Start of RECORD SET

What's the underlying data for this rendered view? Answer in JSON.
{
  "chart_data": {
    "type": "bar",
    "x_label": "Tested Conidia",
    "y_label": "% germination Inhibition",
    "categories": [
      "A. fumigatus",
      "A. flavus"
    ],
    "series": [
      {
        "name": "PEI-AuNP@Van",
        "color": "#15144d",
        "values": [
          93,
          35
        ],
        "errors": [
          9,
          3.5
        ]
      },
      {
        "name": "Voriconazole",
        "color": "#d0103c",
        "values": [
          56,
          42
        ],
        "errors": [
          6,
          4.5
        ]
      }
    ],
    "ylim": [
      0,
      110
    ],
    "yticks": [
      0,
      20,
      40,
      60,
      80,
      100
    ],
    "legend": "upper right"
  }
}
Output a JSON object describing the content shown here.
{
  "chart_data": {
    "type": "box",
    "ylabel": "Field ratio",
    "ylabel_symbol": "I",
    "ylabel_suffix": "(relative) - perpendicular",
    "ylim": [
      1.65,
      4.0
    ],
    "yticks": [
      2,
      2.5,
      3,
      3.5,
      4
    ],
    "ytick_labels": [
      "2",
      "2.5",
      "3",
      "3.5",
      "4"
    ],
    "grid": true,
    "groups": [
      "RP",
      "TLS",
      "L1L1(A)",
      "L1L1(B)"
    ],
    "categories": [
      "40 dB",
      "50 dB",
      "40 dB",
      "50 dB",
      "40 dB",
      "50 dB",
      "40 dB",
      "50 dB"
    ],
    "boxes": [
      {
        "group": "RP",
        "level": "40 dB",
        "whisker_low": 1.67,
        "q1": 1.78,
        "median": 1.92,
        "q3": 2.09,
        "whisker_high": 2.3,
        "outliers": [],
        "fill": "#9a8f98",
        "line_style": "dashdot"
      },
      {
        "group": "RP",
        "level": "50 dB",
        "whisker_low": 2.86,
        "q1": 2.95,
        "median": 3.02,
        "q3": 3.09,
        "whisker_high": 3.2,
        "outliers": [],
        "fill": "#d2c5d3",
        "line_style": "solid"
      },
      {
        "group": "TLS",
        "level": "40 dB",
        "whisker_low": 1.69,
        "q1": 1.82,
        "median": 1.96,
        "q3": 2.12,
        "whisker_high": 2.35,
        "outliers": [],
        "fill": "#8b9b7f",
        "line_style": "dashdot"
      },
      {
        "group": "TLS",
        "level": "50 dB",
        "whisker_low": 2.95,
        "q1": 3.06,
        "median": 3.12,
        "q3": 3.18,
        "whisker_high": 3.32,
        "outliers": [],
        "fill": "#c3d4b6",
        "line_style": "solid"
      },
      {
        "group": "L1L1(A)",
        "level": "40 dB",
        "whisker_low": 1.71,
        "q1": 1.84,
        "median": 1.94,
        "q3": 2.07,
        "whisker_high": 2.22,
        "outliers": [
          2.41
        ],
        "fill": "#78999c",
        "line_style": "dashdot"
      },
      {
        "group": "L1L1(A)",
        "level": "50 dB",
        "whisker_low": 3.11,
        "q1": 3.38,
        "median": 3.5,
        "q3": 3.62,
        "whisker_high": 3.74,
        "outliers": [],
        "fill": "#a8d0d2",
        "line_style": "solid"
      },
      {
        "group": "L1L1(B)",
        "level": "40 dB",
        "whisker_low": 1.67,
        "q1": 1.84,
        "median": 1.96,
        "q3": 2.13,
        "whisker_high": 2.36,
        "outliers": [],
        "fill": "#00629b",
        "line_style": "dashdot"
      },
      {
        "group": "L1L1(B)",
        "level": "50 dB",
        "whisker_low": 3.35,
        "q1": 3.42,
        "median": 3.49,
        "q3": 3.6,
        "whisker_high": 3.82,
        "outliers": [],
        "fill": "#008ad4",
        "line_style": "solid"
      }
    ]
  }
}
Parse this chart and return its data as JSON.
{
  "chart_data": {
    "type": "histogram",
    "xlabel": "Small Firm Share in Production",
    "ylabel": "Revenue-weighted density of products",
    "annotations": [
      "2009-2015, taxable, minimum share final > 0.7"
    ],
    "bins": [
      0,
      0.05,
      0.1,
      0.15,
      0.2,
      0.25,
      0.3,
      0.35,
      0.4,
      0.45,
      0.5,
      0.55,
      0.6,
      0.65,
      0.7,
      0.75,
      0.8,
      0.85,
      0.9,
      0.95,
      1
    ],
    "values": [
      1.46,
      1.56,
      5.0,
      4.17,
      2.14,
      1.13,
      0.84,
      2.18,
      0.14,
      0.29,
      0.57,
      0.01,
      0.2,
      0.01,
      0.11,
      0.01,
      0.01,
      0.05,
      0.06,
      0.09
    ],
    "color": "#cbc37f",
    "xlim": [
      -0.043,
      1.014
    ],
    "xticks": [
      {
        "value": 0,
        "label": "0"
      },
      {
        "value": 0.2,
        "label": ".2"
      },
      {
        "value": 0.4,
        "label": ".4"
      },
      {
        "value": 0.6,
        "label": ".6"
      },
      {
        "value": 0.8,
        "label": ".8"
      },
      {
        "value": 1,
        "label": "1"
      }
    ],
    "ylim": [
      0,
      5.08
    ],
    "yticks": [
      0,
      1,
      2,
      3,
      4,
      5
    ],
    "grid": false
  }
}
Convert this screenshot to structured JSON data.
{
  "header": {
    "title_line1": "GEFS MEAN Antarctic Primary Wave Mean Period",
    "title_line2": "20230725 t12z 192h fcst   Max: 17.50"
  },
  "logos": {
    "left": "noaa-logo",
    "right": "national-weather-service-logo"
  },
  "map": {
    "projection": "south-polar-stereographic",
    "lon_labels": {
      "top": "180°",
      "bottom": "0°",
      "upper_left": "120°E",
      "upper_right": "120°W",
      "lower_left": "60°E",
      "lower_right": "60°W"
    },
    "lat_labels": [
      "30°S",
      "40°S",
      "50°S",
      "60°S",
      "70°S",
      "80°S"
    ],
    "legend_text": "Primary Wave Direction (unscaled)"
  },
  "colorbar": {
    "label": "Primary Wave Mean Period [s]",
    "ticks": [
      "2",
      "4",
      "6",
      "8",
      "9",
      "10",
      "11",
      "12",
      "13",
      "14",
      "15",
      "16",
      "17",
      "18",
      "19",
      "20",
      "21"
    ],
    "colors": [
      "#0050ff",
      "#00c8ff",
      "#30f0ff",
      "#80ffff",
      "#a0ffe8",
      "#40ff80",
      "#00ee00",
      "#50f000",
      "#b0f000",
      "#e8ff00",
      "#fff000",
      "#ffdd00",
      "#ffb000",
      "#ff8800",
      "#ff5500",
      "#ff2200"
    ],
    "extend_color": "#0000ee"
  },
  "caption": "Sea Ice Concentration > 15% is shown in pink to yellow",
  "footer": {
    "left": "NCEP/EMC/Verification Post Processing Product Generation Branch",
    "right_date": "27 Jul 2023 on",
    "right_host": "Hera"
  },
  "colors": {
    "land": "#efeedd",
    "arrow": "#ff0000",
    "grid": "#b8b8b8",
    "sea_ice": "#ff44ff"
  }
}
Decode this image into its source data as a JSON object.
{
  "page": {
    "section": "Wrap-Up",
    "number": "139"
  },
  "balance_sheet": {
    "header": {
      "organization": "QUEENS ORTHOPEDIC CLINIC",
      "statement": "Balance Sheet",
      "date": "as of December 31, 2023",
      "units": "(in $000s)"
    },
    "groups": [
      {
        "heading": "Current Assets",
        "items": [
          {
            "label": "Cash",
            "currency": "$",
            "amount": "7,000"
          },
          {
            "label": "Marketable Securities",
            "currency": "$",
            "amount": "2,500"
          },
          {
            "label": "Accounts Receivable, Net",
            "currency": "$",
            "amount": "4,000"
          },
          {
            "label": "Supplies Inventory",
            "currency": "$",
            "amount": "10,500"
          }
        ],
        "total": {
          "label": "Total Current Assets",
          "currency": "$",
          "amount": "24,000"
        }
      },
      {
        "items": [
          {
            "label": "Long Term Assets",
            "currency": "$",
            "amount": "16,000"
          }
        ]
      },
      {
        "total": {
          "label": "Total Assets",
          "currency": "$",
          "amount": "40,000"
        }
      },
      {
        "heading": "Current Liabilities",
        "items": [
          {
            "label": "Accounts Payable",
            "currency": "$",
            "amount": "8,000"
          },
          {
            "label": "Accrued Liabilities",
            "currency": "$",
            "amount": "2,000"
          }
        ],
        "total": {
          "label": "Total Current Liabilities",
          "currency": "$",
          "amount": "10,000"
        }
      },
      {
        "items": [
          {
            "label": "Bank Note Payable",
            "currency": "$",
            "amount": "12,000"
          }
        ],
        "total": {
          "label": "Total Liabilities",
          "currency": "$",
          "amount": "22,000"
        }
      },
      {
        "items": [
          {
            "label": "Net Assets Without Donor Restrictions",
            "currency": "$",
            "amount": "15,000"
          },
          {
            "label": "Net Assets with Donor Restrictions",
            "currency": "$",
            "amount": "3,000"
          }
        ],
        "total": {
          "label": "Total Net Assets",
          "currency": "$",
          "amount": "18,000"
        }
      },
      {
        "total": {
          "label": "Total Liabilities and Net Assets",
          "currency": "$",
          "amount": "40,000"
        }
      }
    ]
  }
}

End of RECORD SET

§ EXERCISE
Your task is to collect every line above that contains the word "Liabilities".

§ OUTPUT OF THE EXERCISE
        "heading": "Current Liabilities",
            "label": "Accrued Liabilities",
          "label": "Total Current Liabilities",
          "label": "Total Liabilities",
          "label": "Total Liabilities and Net Assets",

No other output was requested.